Exercise aim =>
Render the following material again verbatim, leaving nothing out.

Supplied data =>
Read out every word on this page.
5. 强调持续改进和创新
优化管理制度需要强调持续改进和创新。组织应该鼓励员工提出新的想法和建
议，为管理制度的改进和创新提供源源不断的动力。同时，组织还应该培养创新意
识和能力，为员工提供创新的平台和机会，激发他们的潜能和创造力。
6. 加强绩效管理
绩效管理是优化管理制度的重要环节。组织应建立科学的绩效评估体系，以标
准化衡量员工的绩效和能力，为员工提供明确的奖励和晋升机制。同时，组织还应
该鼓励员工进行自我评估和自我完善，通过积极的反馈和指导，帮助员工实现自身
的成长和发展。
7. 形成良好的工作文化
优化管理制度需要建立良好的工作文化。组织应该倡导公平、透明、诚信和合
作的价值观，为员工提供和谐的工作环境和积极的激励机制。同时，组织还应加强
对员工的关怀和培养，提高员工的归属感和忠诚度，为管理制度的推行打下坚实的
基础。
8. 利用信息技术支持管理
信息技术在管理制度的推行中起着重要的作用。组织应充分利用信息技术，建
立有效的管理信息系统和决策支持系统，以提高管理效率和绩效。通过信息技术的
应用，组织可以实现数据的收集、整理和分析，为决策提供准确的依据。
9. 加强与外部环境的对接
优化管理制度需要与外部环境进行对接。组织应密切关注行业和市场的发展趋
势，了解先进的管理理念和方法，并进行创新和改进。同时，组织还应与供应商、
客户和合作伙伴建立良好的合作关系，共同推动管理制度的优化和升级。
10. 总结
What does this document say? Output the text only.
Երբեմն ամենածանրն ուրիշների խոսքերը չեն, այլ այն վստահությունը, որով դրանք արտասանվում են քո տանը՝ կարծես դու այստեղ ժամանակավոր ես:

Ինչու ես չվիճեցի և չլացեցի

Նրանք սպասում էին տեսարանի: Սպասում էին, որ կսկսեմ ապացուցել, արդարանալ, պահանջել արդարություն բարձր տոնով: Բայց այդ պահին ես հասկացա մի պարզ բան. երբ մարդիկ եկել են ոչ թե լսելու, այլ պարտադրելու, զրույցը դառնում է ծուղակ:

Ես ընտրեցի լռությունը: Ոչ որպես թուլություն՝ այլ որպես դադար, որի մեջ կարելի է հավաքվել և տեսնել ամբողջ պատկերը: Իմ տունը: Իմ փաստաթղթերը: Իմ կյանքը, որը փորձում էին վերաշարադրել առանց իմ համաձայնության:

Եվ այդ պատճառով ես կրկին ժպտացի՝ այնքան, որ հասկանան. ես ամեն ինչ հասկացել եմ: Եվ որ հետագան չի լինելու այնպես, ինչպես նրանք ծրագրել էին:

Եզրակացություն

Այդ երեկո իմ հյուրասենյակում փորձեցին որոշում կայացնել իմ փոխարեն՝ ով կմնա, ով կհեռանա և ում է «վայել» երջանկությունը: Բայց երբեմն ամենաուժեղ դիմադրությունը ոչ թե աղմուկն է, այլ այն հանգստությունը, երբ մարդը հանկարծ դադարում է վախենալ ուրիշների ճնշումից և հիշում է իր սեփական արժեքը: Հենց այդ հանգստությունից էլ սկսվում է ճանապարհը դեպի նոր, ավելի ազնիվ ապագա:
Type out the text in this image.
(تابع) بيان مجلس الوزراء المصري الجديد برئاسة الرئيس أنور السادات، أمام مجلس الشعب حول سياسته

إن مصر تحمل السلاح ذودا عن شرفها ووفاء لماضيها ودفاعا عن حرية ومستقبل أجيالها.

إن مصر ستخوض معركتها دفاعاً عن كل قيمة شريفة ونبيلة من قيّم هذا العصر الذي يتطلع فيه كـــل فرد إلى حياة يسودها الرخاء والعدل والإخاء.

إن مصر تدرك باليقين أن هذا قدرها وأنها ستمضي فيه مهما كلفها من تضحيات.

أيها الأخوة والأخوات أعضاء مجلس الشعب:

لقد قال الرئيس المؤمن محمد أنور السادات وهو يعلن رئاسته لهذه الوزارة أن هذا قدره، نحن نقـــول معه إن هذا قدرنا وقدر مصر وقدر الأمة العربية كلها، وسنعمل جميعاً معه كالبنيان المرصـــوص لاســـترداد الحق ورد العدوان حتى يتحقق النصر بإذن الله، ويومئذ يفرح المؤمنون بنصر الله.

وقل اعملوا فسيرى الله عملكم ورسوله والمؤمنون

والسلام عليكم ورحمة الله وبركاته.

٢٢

The answer =>
Read out every word on this page.
5. 强调持续改进和创新
优化管理制度需要强调持续改进和创新。组织应该鼓励员工提出新的想法和建
议，为管理制度的改进和创新提供源源不断的动力。同时，组织还应该培养创新意
识和能力，为员工提供创新的平台和机会，激发他们的潜能和创造力。
6. 加强绩效管理
绩效管理是优化管理制度的重要环节。组织应建立科学的绩效评估体系，以标
准化衡量员工的绩效和能力，为员工提供明确的奖励和晋升机制。同时，组织还应
该鼓励员工进行自我评估和自我完善，通过积极的反馈和指导，帮助员工实现自身
的成长和发展。
7. 形成良好的工作文化
优化管理制度需要建立良好的工作文化。组织应该倡导公平、透明、诚信和合
作的价值观，为员工提供和谐的工作环境和积极的激励机制。同时，组织还应加强
对员工的关怀和培养，提高员工的归属感和忠诚度，为管理制度的推行打下坚实的
基础。
8. 利用信息技术支持管理
信息技术在管理制度的推行中起着重要的作用。组织应充分利用信息技术，建
立有效的管理信息系统和决策支持系统，以提高管理效率和绩效。通过信息技术的
应用，组织可以实现数据的收集、整理和分析，为决策提供准确的依据。
9. 加强与外部环境的对接
优化管理制度需要与外部环境进行对接。组织应密切关注行业和市场的发展趋
势，了解先进的管理理念和方法，并进行创新和改进。同时，组织还应与供应商、
客户和合作伙伴建立良好的合作关系，共同推动管理制度的优化和升级。
10. 总结
What does this document say? Output the text only.
Երբեմն ամենածանրն ուրիշների խոսքերը չեն, այլ այն վստահությունը, որով դրանք արտասանվում են քո տանը՝ կարծես դու այստեղ ժամանակավոր ես:

Ինչու ես չվիճեցի և չլացեցի

Նրանք սպասում էին տեսարանի: Սպասում էին, որ կսկսեմ ապացուցել, արդարանալ, պահանջել արդարություն բարձր տոնով: Բայց այդ պահին ես հասկացա մի պարզ բան. երբ մարդիկ եկել են ոչ թե լսելու, այլ պարտադրելու, զրույցը դառնում է ծուղակ:

Ես ընտրեցի լռությունը: Ոչ որպես թուլություն՝ այլ որպես դադար, որի մեջ կարելի է հավաքվել և տեսնել ամբողջ պատկերը: Իմ տունը: Իմ փաստաթղթերը: Իմ կյանքը, որը փորձում էին վերաշարադրել առանց իմ համաձայնության:

Եվ այդ պատճառով ես կրկին ժպտացի՝ այնքան, որ հասկանան. ես ամեն ինչ հասկացել եմ: Եվ որ հետագան չի լինելու այնպես, ինչպես նրանք ծրագրել էին:

Եզրակացություն

Այդ երեկո իմ հյուրասենյակում փորձեցին որոշում կայացնել իմ փոխարեն՝ ով կմնա, ով կհեռանա և ում է «վայել» երջանկությունը: Բայց երբեմն ամենաուժեղ դիմադրությունը ոչ թե աղմուկն է, այլ այն հանգստությունը, երբ մարդը հանկարծ դադարում է վախենալ ուրիշների ճնշումից և հիշում է իր սեփական արժեքը: Հենց այդ հանգստությունից էլ սկսվում է ճանապարհը դեպի նոր, ավելի ազնիվ ապագա:
Type out the text in this image.
(تابع) بيان مجلس الوزراء المصري الجديد برئاسة الرئيس أنور السادات، أمام مجلس الشعب حول سياسته

إن مصر تحمل السلاح ذودا عن شرفها ووفاء لماضيها ودفاعا عن حرية ومستقبل أجيالها.

إن مصر ستخوض معركتها دفاعاً عن كل قيمة شريفة ونبيلة من قيّم هذا العصر الذي يتطلع فيه كـــل فرد إلى حياة يسودها الرخاء والعدل والإخاء.

إن مصر تدرك باليقين أن هذا قدرها وأنها ستمضي فيه مهما كلفها من تضحيات.

أيها الأخوة والأخوات أعضاء مجلس الشعب:

لقد قال الرئيس المؤمن محمد أنور السادات وهو يعلن رئاسته لهذه الوزارة أن هذا قدره، نحن نقـــول معه إن هذا قدرنا وقدر مصر وقدر الأمة العربية كلها، وسنعمل جميعاً معه كالبنيان المرصـــوص لاســـترداد الحق ورد العدوان حتى يتحقق النصر بإذن الله، ويومئذ يفرح المؤمنون بنصر الله.

وقل اعملوا فسيرى الله عملكم ورسوله والمؤمنون

والسلام عليكم ورحمة الله وبركاته.

٢٢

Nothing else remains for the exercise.